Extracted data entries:
»»
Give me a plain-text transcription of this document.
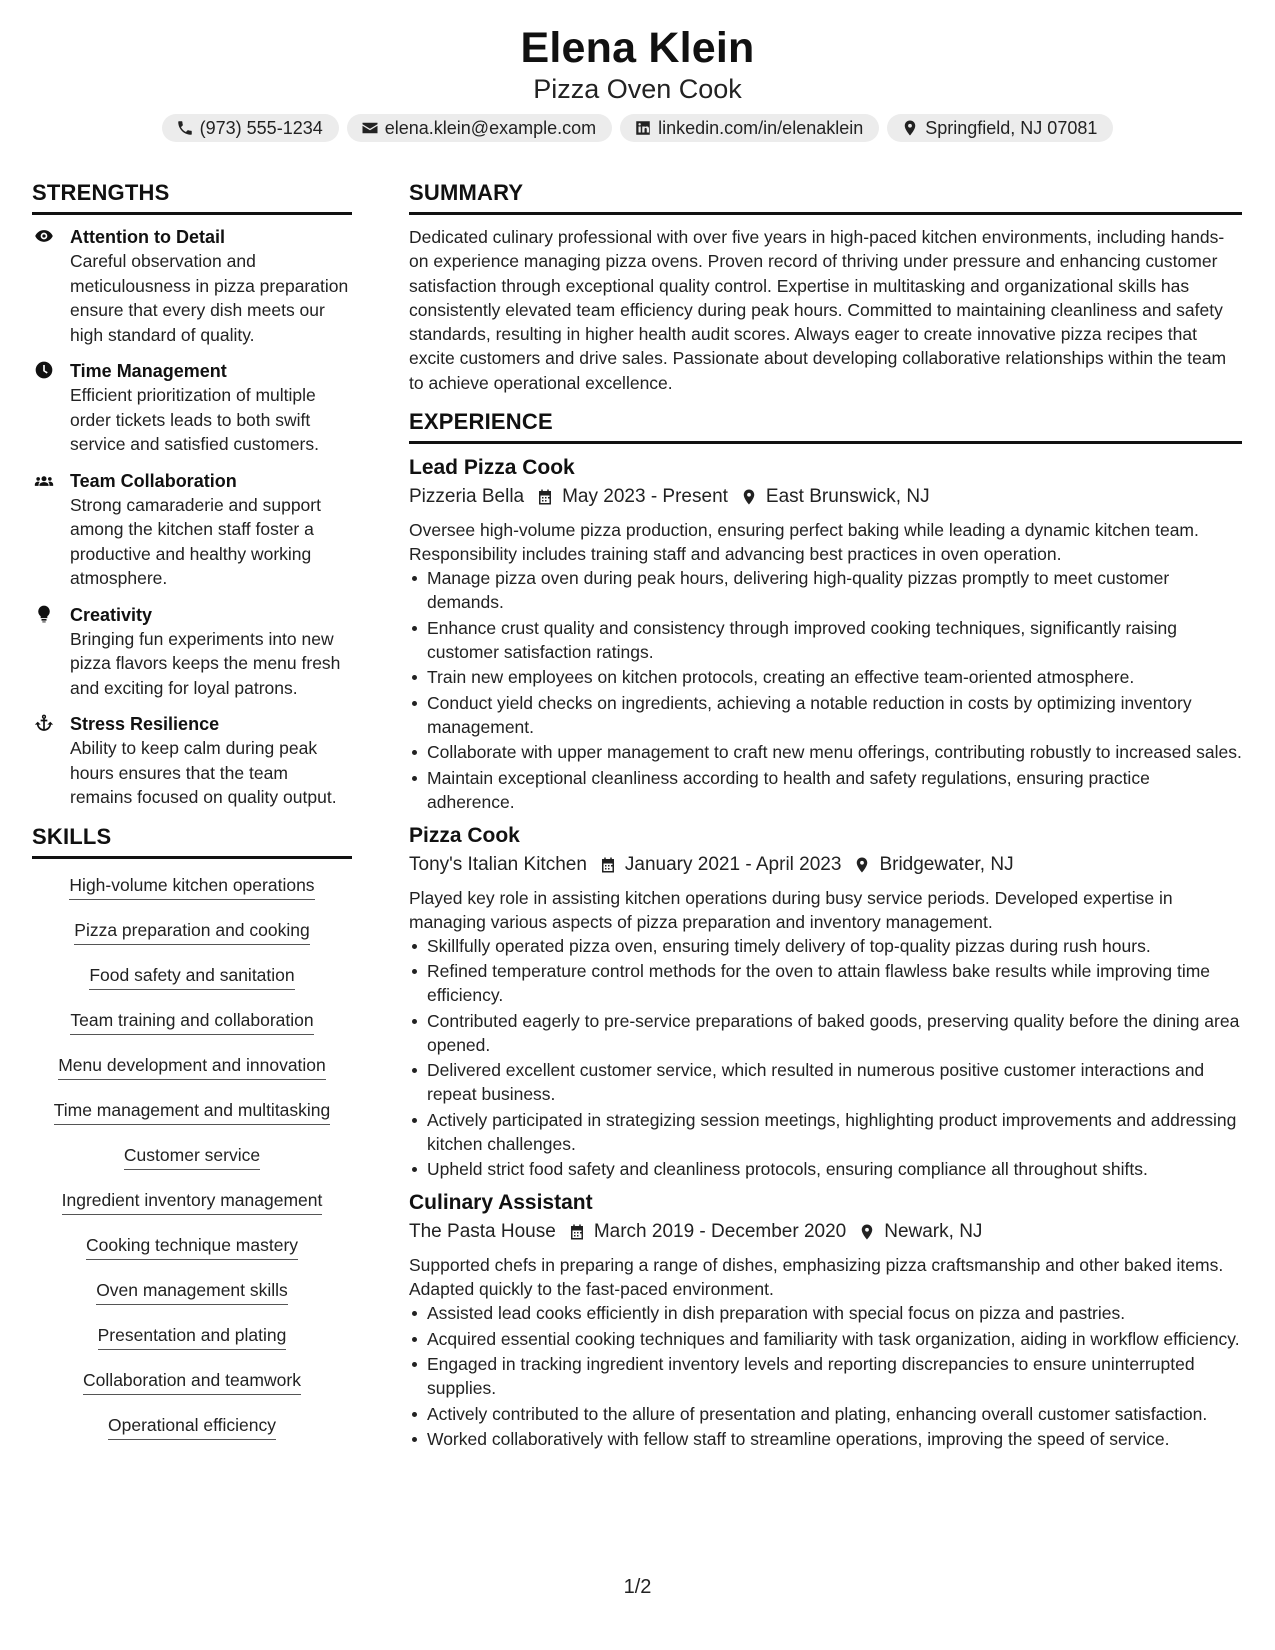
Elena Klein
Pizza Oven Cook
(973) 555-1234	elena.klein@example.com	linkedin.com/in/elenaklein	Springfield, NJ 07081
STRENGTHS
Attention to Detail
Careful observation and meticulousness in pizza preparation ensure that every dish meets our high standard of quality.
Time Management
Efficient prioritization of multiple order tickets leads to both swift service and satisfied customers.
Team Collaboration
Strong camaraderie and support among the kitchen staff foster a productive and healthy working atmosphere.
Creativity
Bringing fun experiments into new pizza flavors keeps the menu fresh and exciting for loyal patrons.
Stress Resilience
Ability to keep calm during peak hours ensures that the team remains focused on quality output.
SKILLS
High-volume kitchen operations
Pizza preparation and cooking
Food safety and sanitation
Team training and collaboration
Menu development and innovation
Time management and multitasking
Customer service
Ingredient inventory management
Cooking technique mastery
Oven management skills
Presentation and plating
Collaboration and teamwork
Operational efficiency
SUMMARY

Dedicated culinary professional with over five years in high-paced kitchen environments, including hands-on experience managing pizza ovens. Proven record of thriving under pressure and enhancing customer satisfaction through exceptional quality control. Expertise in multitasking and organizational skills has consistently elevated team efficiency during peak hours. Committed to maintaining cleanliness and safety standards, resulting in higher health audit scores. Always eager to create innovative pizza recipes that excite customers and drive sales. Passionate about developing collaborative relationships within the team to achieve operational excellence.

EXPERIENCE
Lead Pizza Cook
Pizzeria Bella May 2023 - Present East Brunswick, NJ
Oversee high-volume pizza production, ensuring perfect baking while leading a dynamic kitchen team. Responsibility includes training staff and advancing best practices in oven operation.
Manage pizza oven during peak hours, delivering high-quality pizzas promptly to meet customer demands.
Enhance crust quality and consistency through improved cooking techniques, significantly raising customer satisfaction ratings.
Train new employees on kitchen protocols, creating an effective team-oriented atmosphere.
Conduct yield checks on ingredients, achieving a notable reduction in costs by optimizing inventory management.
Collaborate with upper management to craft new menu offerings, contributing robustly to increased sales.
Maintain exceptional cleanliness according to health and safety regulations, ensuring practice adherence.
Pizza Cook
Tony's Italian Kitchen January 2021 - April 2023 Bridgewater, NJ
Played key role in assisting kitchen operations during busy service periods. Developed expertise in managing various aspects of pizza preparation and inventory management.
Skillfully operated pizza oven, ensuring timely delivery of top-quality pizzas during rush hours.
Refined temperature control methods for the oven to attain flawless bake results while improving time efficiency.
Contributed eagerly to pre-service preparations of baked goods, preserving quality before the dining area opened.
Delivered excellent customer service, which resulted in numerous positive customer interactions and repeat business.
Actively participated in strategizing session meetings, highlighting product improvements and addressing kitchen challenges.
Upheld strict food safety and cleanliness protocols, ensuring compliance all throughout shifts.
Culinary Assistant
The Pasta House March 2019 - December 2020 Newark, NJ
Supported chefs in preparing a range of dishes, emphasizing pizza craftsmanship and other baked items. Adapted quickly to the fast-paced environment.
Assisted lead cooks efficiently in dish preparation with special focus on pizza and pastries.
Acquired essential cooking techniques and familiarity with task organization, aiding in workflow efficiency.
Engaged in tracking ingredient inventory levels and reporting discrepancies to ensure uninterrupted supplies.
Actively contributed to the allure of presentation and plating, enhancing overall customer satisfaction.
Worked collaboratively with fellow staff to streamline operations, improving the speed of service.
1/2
««
## Written task
Copy out the lines in which the string "exceptional" appears.

## Response
Dedicated culinary professional with over five years in high-paced kitchen environments, including hands-on experience managing pizza ovens. Proven record of thriving under pressure and enhancing customer satisfaction through exceptional quality control. Expertise in multitasking and organizational skills has consistently elevated team efficiency during peak hours. Committed to maintaining cleanliness and safety standards, resulting in higher health audit scores. Always eager to create innovative pizza recipes that excite customers and drive sales. Passionate about developing collaborative relationships within the team to achieve operational excellence.
Maintain exceptional cleanliness according to health and safety regulations, ensuring practice adherence.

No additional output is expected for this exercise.